WHAT YOU WILL DO
Reproduce each line of the material precisely.

RECORDS PROVIDED
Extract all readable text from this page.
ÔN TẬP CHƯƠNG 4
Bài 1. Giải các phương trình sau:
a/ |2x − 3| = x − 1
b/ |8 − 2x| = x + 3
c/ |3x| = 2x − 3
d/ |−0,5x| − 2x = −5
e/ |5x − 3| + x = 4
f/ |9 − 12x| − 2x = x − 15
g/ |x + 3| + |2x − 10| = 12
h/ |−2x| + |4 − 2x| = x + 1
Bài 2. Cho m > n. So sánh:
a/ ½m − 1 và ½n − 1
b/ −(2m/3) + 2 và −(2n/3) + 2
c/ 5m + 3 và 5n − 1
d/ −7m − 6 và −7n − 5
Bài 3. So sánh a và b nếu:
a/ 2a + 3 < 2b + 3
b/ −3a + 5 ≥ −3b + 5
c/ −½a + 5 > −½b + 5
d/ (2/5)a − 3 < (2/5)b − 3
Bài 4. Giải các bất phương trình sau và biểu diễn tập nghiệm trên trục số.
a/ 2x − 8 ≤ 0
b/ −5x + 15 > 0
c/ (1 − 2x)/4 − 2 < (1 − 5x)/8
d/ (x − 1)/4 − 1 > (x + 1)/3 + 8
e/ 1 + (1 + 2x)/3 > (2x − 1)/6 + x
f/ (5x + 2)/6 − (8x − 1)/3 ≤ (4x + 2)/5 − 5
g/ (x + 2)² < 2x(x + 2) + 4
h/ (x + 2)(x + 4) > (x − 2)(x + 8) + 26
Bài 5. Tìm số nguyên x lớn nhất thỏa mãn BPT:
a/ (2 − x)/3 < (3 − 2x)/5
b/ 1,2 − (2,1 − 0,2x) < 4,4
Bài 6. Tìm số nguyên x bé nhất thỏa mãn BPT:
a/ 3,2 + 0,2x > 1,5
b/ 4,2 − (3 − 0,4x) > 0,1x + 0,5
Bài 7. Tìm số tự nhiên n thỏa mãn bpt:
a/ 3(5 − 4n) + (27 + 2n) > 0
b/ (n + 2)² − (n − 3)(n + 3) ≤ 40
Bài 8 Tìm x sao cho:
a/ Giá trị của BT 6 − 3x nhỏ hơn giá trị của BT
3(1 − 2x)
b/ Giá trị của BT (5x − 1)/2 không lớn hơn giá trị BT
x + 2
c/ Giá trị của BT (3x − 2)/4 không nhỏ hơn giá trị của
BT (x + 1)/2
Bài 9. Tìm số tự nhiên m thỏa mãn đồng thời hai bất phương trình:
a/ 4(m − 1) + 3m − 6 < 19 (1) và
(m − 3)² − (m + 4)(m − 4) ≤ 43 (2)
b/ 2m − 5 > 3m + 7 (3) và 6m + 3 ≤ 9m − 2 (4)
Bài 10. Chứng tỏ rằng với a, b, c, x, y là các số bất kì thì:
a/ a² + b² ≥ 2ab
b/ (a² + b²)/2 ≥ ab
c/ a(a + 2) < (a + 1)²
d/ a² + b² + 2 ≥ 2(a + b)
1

TASK RESPONSE
Extract all readable text from this page.
ÔN TẬP CHƯƠNG 4
Bài 1. Giải các phương trình sau:
a/ |2x − 3| = x − 1
b/ |8 − 2x| = x + 3
c/ |3x| = 2x − 3
d/ |−0,5x| − 2x = −5
e/ |5x − 3| + x = 4
f/ |9 − 12x| − 2x = x − 15
g/ |x + 3| + |2x − 10| = 12
h/ |−2x| + |4 − 2x| = x + 1
Bài 2. Cho m > n. So sánh:
a/ ½m − 1 và ½n − 1
b/ −(2m/3) + 2 và −(2n/3) + 2
c/ 5m + 3 và 5n − 1
d/ −7m − 6 và −7n − 5
Bài 3. So sánh a và b nếu:
a/ 2a + 3 < 2b + 3
b/ −3a + 5 ≥ −3b + 5
c/ −½a + 5 > −½b + 5
d/ (2/5)a − 3 < (2/5)b − 3
Bài 4. Giải các bất phương trình sau và biểu diễn tập nghiệm trên trục số.
a/ 2x − 8 ≤ 0
b/ −5x + 15 > 0
c/ (1 − 2x)/4 − 2 < (1 − 5x)/8
d/ (x − 1)/4 − 1 > (x + 1)/3 + 8
e/ 1 + (1 + 2x)/3 > (2x − 1)/6 + x
f/ (5x + 2)/6 − (8x − 1)/3 ≤ (4x + 2)/5 − 5
g/ (x + 2)² < 2x(x + 2) + 4
h/ (x + 2)(x + 4) > (x − 2)(x + 8) + 26
Bài 5. Tìm số nguyên x lớn nhất thỏa mãn BPT:
a/ (2 − x)/3 < (3 − 2x)/5
b/ 1,2 − (2,1 − 0,2x) < 4,4
Bài 6. Tìm số nguyên x bé nhất thỏa mãn BPT:
a/ 3,2 + 0,2x > 1,5
b/ 4,2 − (3 − 0,4x) > 0,1x + 0,5
Bài 7. Tìm số tự nhiên n thỏa mãn bpt:
a/ 3(5 − 4n) + (27 + 2n) > 0
b/ (n + 2)² − (n − 3)(n + 3) ≤ 40
Bài 8 Tìm x sao cho:
a/ Giá trị của BT 6 − 3x nhỏ hơn giá trị của BT
3(1 − 2x)
b/ Giá trị của BT (5x − 1)/2 không lớn hơn giá trị BT
x + 2
c/ Giá trị của BT (3x − 2)/4 không nhỏ hơn giá trị của
BT (x + 1)/2
Bài 9. Tìm số tự nhiên m thỏa mãn đồng thời hai bất phương trình:
a/ 4(m − 1) + 3m − 6 < 19 (1) và
(m − 3)² − (m + 4)(m − 4) ≤ 43 (2)
b/ 2m − 5 > 3m + 7 (3) và 6m + 3 ≤ 9m − 2 (4)
Bài 10. Chứng tỏ rằng với a, b, c, x, y là các số bất kì thì:
a/ a² + b² ≥ 2ab
b/ (a² + b²)/2 ≥ ab
c/ a(a + 2) < (a + 1)²
d/ a² + b² + 2 ≥ 2(a + b)
1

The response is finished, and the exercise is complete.